◆ **Task to complete**
Pull out all lines from the listing below in which the word "учреждений" appears.

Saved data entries
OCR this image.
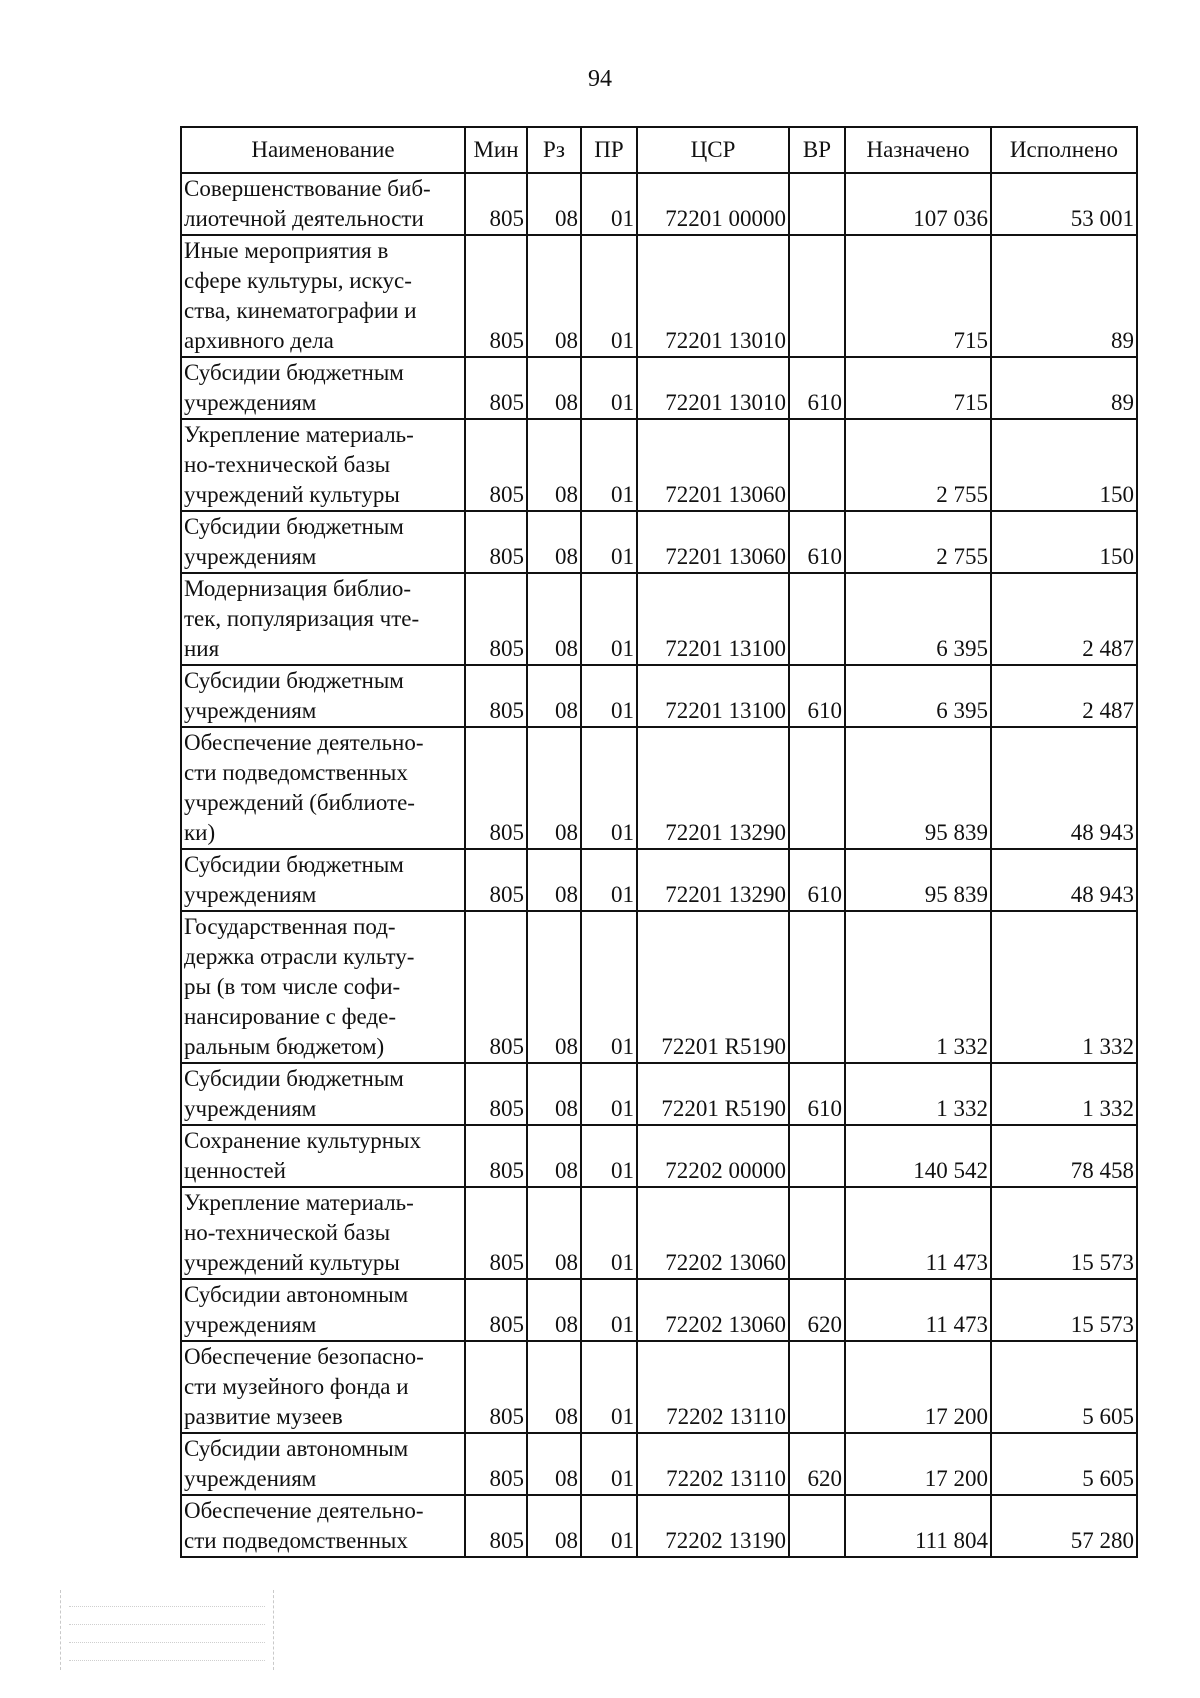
94
Наименование	Мин	Рз	ПР	ЦСР	ВР	Назначено	Исполнено
Совершенствование биб-
лиотечной деятельности	805	08	01	72201 00000		107 036	53 001
Иные мероприятия в
сфере культуры, искус-
ства, кинематографии и
архивного дела	805	08	01	72201 13010		715	89
Субсидии бюджетным
учреждениям	805	08	01	72201 13010	610	715	89
Укрепление материаль-
но-технической базы
учреждений культуры	805	08	01	72201 13060		2 755	150
Субсидии бюджетным
учреждениям	805	08	01	72201 13060	610	2 755	150
Модернизация библио-
тек, популяризация чте-
ния	805	08	01	72201 13100		6 395	2 487
Субсидии бюджетным
учреждениям	805	08	01	72201 13100	610	6 395	2 487
Обеспечение деятельно-
сти подведомственных
учреждений (библиоте-
ки)	805	08	01	72201 13290		95 839	48 943
Субсидии бюджетным
учреждениям	805	08	01	72201 13290	610	95 839	48 943
Государственная под-
держка отрасли культу-
ры (в том числе софи-
нансирование с феде-
ральным бюджетом)	805	08	01	72201 R5190		1 332	1 332
Субсидии бюджетным
учреждениям	805	08	01	72201 R5190	610	1 332	1 332
Сохранение культурных
ценностей	805	08	01	72202 00000		140 542	78 458
Укрепление материаль-
но-технической базы
учреждений культуры	805	08	01	72202 13060		11 473	15 573
Субсидии автономным
учреждениям	805	08	01	72202 13060	620	11 473	15 573
Обеспечение безопасно-
сти музейного фонда и
развитие музеев	805	08	01	72202 13110		17 200	5 605
Субсидии автономным
учреждениям	805	08	01	72202 13110	620	17 200	5 605
Обеспечение деятельно-
сти подведомственных	805	08	01	72202 13190		111 804	57 280
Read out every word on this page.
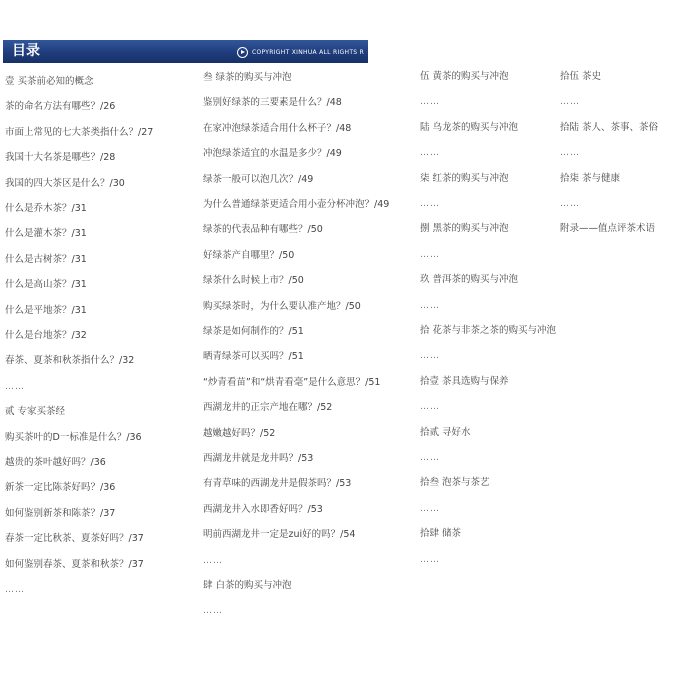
目录	COPYRIGHT XINHUA ALL RIGHTS R
壹 买茶前必知的概念
茶的命名方法有哪些？/26
市面上常见的七大茶类指什么？/27
我国十大名茶是哪些？/28
我国的四大茶区是什么？/30
什么是乔木茶？/31
什么是灌木茶？/31
什么是古树茶？/31
什么是高山茶？/31
什么是平地茶？/31
什么是台地茶？/32
春茶、夏茶和秋茶指什么？/32
……
贰 专家买茶经
购买茶叶的D一标准是什么？/36
越贵的茶叶越好吗？/36
新茶一定比陈茶好吗？/36
如何鉴别新茶和陈茶？/37
春茶一定比秋茶、夏茶好吗？/37
如何鉴别春茶、夏茶和秋茶？/37
……
叁 绿茶的购买与冲泡
鉴别好绿茶的三要素是什么？/48
在家冲泡绿茶适合用什么杯子？/48
冲泡绿茶适宜的水温是多少？/49
绿茶一般可以泡几次？/49
为什么普通绿茶更适合用小壶分杯冲泡？/49
绿茶的代表品种有哪些？/50
好绿茶产自哪里？/50
绿茶什么时候上市？/50
购买绿茶时，为什么要认准产地？/50
绿茶是如何制作的？/51
晒青绿茶可以买吗？/51
“炒青看苗”和“烘青看毫”是什么意思？/51
西湖龙井的正宗产地在哪？/52
越嫩越好吗？/52
西湖龙井就是龙井吗？/53
有青草味的西湖龙井是假茶吗？/53
西湖龙井入水即香好吗？/53
明前西湖龙井一定是zui好的吗？/54
……
肆 白茶的购买与冲泡
……
伍 黄茶的购买与冲泡
……
陆 乌龙茶的购买与冲泡
……
柒 红茶的购买与冲泡
……
捌 黑茶的购买与冲泡
……
玖 普洱茶的购买与冲泡
……
拾 花茶与非茶之茶的购买与冲泡
……
拾壹 茶具选购与保养
……
拾贰 寻好水
……
拾叁 泡茶与茶艺
……
拾肆 储茶
……
拾伍 茶史
……
拾陆 茶人、茶事、茶俗
……
拾柒 茶与健康
……
附录——值点评茶术语
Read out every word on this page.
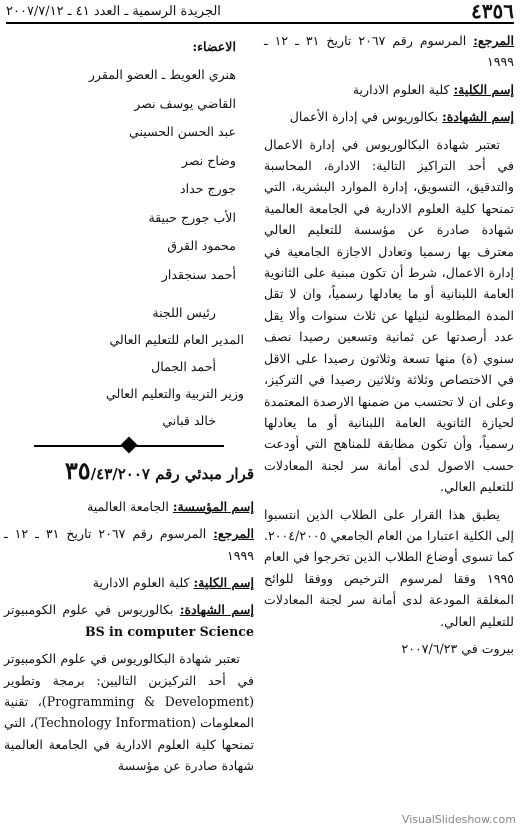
٤٣٥٦
الجريدة الرسمية ـ العدد ٤١ ـ ٢٠٠٧/٧/١٢

المرجع: المرسوم رقم ٢٠٦٧ تاريخ ٣١ ـ ١٢ ـ ١٩٩٩

إسم الكلية: كلية العلوم الادارية

إسم الشهادة: بكالوريوس في إدارة الأعمال

تعتبر شهادة البكالوريوس في إدارة الاعمال في أحد التراكيز التالية: الادارة، المحاسبة والتدقيق، التسويق، إدارة الموارد البشرية، التي تمنحها كلية العلوم الادارية في الجامعة العالمية شهادة صادرة عن مؤسسة للتعليم العالي معترف بها رسميا وتعادل الاجازة الجامعية في إدارة الاعمال، شرط أن تكون مبنية على الثانوية العامة اللبنانية أو ما يعادلها رسمياً، وان لا تقل المدة المطلوبة لنيلها عن ثلاث سنوات وألا يقل عدد أرصدتها عن ثمانية وتسعين رصيدا نصف سنوي (ة) منها تسعة وثلاثون رصيدا على الاقل في الاختصاص وثلاثة وثلاثين رصيدا في التركيز، وعلى ان لا تحتسب من ضمنها الارصدة المعتمدة لحيازة الثانوية العامة اللبنانية أو ما يعادلها رسمياً، وأن تكون مطابقة للمناهج التي أودعت حسب الاصول لدى أمانة سر لجنة المعادلات للتعليم العالي.

يطبق هذا القرار على الطلاب الذين انتسبوا إلى الكلية اعتبارا من العام الجامعي ٢٠٠٤/٢٠٠٥. كما تسوى أوضاع الطلاب الذين تخرجوا في العام ١٩٩٥ وفقا لمرسوم الترخيص ووفقا للوائح المغلقة المودعة لدى أمانة سر لجنة المعادلات للتعليم العالي.

بيروت في ٢٠٠٧/٦/٢٣

الاعضاء:
هنري العويط ـ العضو المقرر
القاضي يوسف نصر
عبد الحسن الحسيني
وضاح نصر
جورج حداد
الأب جورج حبيقة
محمود القرق
أحمد سنجقدار
رئيس اللجنة
المدير العام للتعليم العالي
أحمد الجمال
وزير التربية والتعليم العالي
خالد قباني
قرار مبدئي رقم ٣٥/٤٣/٢٠٠٧

إسم المؤسسة: الجامعة العالمية

المرجع: المرسوم رقم ٢٠٦٧ تاريخ ٣١ ـ ١٢ ـ ١٩٩٩

إسم الكلية: كلية العلوم الادارية

إسم الشهادة: بكالوريوس في علوم الكومبيوتر BS in computer Science

تعتبر شهادة البكالوريوس في علوم الكومبيوتر في أحد التركيزين التاليين: برمجة وتطوير (Programming & Development)، تقنية المعلومات (Technology Information)، التي تمنحها كلية العلوم الادارية في الجامعة العالمية شهادة صادرة عن مؤسسة

VisualSlideshow.com
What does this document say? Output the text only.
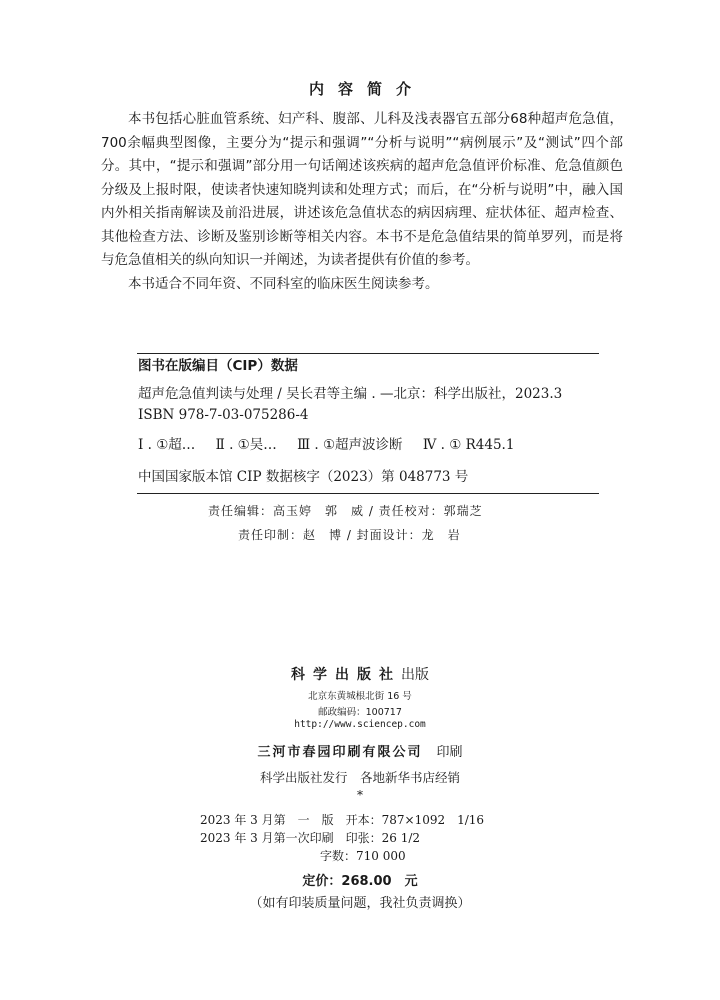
内容简介

本书包括心脏血管系统、妇产科、腹部、儿科及浅表器官五部分68种超声危急值，700余幅典型图像，主要分为“提示和强调”“分析与说明”“病例展示”及“测试”四个部分。其中，“提示和强调”部分用一句话阐述该疾病的超声危急值评价标准、危急值颜色分级及上报时限，使读者快速知晓判读和处理方式；而后，在“分析与说明”中，融入国内外相关指南解读及前沿进展，讲述该危急值状态的病因病理、症状体征、超声检查、其他检查方法、诊断及鉴别诊断等相关内容。本书不是危急值结果的简单罗列，而是将与危急值相关的纵向知识一并阐述，为读者提供有价值的参考。

本书适合不同年资、不同科室的临床医生阅读参考。

图书在版编目（CIP）数据
超声危急值判读与处理 / 吴长君等主编 . —北京：科学出版社，2023.3
ISBN 978-7-03-075286-4
Ⅰ . ①超… Ⅱ . ①吴… Ⅲ . ①超声波诊断 Ⅳ . ① R445.1
中国国家版本馆 CIP 数据核字（2023）第 048773 号
责任编辑：高玉婷　郭　威 / 责任校对：郭瑞芝
责任印制：赵　博 / 封面设计：龙　岩
科学出版社出版
北京东黄城根北街 16 号
邮政编码：100717
http://www.sciencep.com
三河市春园印刷有限公司 印刷
科学出版社发行　各地新华书店经销
*
2023 年 3 月第　一　版　开本：787×1092　1/16
2023 年 3 月第一次印刷　印张：26 1/2
字数：710 000
定价：268.00　元
（如有印装质量问题，我社负责调换）
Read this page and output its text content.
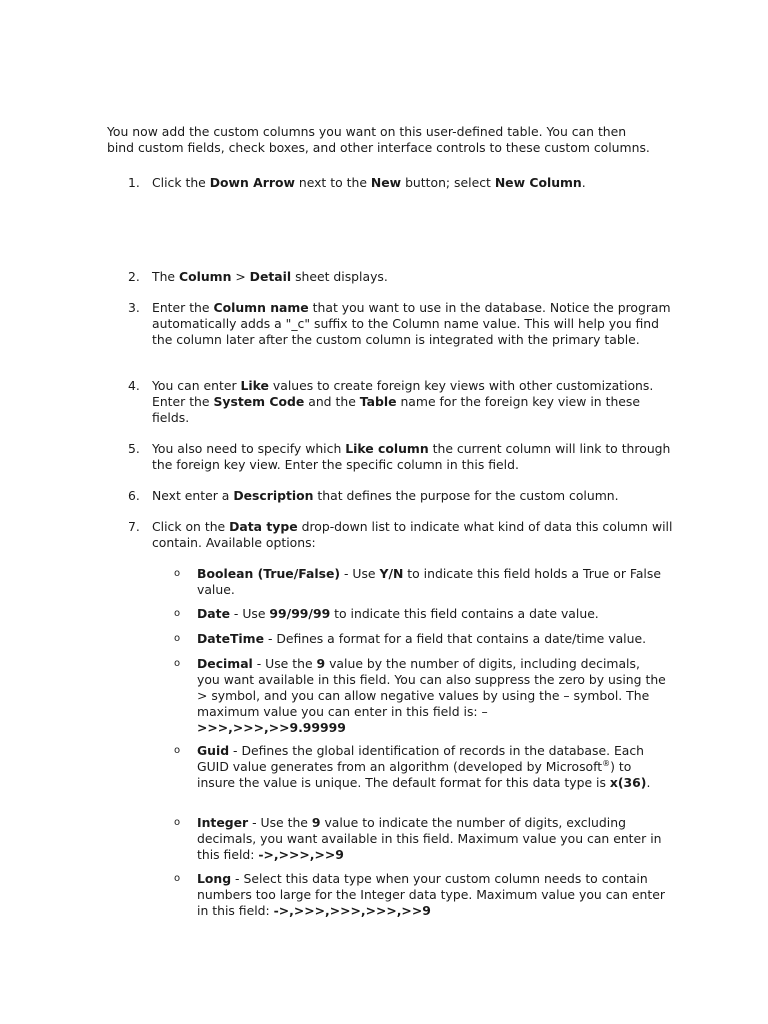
You now add the custom columns you want on this user-defined table. You can then
bind custom fields, check boxes, and other interface controls to these custom columns.

1. Click the Down Arrow next to the New button; select New Column.
2. The Column > Detail sheet displays.
3. Enter the Column name that you want to use in the database. Notice the program automatically adds a "_c" suffix to the Column name value. This will help you find the column later after the custom column is integrated with the primary table.
4. You can enter Like values to create foreign key views with other customizations. Enter the System Code and the Table name for the foreign key view in these fields.
5. You also need to specify which Like column the current column will link to through the foreign key view. Enter the specific column in this field.
6. Next enter a Description that defines the purpose for the custom column.
7. Click on the Data type drop-down list to indicate what kind of data this column will contain. Available options:
o	Boolean (True/False) - Use Y/N to indicate this field holds a True or False value.
o	Date - Use 99/99/99 to indicate this field contains a date value.
o	DateTime - Defines a format for a field that contains a date/time value.
o	Decimal - Use the 9 value by the number of digits, including decimals, you want available in this field. You can also suppress the zero by using the > symbol, and you can allow negative values by using the – symbol. The maximum value you can enter in this field is: –
>>>,>>>,>>9.99999
o	Guid - Defines the global identification of records in the database. Each GUID value generates from an algorithm (developed by Microsoft®) to insure the value is unique. The default format for this data type is x(36).
o	Integer - Use the 9 value to indicate the number of digits, excluding decimals, you want available in this field. Maximum value you can enter in this field: ->,>>>,>>9
o	Long - Select this data type when your custom column needs to contain numbers too large for the Integer data type. Maximum value you can enter in this field: ->,>>>,>>>,>>>,>>9
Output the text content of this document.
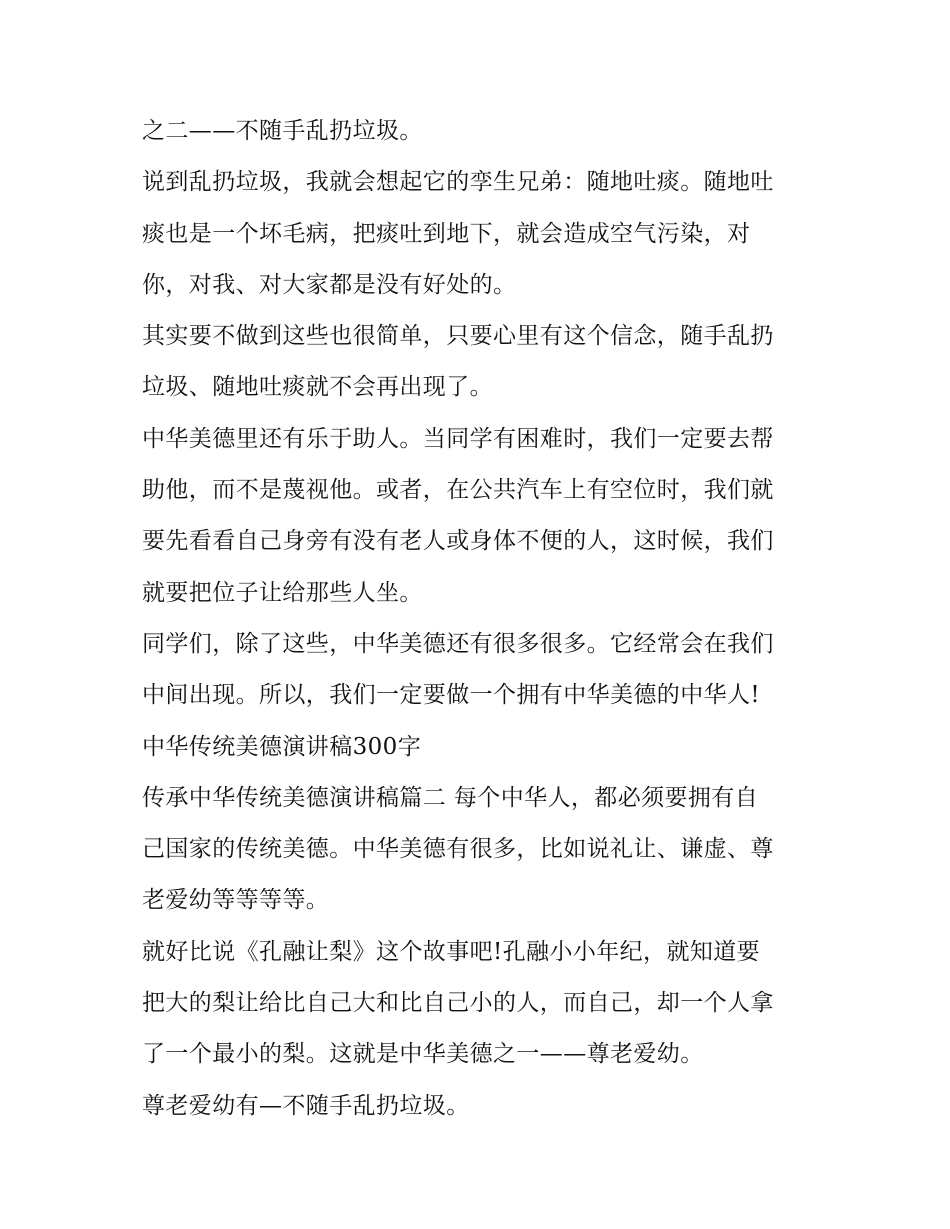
之二——不随手乱扔垃圾。
说到乱扔垃圾，我就会想起它的孪生兄弟：随地吐痰。随地吐
痰也是一个坏毛病，把痰吐到地下，就会造成空气污染，对
你，对我、对大家都是没有好处的。
其实要不做到这些也很简单，只要心里有这个信念，随手乱扔
垃圾、随地吐痰就不会再出现了。
中华美德里还有乐于助人。当同学有困难时，我们一定要去帮
助他，而不是蔑视他。或者，在公共汽车上有空位时，我们就
要先看看自己身旁有没有老人或身体不便的人，这时候，我们
就要把位子让给那些人坐。
同学们，除了这些，中华美德还有很多很多。它经常会在我们
中间出现。所以，我们一定要做一个拥有中华美德的中华人!
中华传统美德演讲稿300字
传承中华传统美德演讲稿篇二 每个中华人，都必须要拥有自
己国家的传统美德。中华美德有很多，比如说礼让、谦虚、尊
老爱幼等等等等。
就好比说《孔融让梨》这个故事吧!孔融小小年纪，就知道要
把大的梨让给比自己大和比自己小的人，而自己，却一个人拿
了一个最小的梨。这就是中华美德之一——尊老爱幼。
尊老爱幼有—不随手乱扔垃圾。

◆ **Answer to the exercise**
учреждений культуры	805	08	01	72201 13060		2 755	150
учреждений (библиоте-
учреждений культуры	805	08	01	72202 13060		11 473	15 573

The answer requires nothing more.